Problem description:
Find every line in the records below that holds the word "color" and copy it.

Dataset rows:
============

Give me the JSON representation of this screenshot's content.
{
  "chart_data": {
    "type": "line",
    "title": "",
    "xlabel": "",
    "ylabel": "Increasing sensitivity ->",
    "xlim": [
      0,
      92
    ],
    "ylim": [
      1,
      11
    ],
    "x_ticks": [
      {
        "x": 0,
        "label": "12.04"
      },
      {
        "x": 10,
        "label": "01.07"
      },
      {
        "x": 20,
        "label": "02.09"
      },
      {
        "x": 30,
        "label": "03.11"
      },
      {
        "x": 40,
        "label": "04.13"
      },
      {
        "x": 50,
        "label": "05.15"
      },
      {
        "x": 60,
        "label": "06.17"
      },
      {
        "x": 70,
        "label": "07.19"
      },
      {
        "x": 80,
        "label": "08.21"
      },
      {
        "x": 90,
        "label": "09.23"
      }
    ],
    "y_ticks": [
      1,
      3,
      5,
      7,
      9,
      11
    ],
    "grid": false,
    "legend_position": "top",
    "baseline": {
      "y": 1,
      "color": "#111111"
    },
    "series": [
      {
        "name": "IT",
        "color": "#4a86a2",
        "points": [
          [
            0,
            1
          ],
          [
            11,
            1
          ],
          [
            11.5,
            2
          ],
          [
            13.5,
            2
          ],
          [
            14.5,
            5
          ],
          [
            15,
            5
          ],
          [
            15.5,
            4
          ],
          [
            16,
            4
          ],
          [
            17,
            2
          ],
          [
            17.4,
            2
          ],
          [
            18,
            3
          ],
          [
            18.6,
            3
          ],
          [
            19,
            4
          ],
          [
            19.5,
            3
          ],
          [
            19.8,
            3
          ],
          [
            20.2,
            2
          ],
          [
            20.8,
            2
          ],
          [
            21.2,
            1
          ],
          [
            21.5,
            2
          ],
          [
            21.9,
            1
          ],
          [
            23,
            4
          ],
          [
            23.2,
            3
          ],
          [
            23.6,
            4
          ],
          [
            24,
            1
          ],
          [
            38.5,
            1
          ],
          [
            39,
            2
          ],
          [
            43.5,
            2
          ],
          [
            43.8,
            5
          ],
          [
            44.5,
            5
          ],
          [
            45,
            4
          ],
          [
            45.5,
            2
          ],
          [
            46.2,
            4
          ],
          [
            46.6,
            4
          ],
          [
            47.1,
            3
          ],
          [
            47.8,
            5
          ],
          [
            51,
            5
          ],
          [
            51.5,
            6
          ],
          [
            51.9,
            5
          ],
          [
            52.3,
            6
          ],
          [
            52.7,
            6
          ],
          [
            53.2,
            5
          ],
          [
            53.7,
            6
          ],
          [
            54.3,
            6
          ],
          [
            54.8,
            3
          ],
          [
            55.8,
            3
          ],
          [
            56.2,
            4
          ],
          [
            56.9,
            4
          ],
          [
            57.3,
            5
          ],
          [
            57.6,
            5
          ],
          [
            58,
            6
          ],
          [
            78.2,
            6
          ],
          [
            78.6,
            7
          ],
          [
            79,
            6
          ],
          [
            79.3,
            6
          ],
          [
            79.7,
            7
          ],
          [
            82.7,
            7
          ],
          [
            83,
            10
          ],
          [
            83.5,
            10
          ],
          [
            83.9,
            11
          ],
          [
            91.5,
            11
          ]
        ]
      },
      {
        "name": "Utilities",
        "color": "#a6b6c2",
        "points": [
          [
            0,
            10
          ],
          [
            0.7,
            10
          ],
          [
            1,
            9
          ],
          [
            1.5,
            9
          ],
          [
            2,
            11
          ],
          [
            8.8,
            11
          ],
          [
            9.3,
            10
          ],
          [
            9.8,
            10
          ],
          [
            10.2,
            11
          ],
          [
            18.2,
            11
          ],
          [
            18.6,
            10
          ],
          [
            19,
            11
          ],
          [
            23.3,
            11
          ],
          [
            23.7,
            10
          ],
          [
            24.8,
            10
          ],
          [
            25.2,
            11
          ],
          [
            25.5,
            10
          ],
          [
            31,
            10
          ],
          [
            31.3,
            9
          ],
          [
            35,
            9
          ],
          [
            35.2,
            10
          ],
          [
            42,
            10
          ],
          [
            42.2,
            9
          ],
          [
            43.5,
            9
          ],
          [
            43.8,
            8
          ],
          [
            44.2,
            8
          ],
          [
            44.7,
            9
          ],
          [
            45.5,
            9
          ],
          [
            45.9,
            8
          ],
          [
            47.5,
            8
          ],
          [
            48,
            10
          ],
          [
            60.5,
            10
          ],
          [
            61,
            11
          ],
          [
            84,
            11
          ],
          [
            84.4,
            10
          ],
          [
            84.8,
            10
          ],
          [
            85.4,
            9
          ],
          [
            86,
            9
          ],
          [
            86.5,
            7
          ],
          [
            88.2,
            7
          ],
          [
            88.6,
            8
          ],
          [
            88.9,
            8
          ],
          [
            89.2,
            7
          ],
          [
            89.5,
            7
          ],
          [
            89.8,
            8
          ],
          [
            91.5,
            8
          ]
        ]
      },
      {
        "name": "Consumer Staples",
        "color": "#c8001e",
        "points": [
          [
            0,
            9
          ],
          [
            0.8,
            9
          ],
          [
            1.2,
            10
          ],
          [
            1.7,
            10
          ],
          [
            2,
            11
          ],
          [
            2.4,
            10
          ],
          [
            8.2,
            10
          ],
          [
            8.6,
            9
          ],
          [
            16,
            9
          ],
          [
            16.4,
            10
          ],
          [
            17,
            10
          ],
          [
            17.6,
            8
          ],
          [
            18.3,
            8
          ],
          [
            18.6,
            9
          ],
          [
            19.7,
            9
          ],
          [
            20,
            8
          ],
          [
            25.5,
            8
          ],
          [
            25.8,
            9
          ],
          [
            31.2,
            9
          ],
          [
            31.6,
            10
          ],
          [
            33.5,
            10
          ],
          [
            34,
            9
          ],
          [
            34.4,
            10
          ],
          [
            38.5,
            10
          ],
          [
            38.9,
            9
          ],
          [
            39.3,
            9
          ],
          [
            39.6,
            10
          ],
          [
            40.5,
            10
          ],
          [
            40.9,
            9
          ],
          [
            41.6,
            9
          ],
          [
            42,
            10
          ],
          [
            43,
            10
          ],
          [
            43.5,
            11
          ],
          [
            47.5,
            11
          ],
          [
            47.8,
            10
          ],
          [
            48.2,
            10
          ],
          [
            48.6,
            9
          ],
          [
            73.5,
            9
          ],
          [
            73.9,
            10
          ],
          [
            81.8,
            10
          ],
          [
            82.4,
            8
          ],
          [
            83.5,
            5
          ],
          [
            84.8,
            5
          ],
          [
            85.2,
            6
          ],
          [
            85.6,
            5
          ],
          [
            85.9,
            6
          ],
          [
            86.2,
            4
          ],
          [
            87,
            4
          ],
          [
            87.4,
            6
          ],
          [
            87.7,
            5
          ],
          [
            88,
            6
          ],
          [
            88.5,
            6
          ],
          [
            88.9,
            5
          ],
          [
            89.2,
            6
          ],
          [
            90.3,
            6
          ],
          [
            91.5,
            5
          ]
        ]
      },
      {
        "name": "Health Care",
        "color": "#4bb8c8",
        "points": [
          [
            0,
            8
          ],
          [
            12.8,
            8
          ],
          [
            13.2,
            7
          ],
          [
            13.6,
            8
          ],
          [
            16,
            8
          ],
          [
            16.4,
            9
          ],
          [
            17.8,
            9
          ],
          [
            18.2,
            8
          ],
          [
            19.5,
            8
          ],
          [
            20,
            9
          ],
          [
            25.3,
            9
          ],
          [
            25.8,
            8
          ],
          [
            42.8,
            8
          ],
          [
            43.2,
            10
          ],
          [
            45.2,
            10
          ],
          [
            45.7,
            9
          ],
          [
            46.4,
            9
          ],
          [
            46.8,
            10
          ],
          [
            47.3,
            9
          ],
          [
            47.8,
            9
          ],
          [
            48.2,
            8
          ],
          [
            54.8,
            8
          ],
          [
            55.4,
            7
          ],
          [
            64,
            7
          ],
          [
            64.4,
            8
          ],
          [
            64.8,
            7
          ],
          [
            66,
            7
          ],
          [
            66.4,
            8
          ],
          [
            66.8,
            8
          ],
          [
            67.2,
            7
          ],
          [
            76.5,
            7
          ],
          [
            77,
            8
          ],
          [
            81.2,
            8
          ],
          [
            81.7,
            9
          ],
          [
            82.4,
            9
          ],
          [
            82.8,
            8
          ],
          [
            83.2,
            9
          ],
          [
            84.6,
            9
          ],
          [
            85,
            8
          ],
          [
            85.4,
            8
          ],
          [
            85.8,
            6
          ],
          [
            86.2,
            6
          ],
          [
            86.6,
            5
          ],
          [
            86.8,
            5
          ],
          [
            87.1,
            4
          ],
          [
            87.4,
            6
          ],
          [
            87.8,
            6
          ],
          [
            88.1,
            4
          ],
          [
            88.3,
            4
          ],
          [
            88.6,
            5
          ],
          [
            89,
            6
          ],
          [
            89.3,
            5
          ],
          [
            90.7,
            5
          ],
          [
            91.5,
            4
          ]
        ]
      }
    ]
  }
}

============

Result:
      "color": "#111111"
        "color": "#4a86a2",
        "color": "#a6b6c2",
        "color": "#c8001e",
        "color": "#4bb8c8",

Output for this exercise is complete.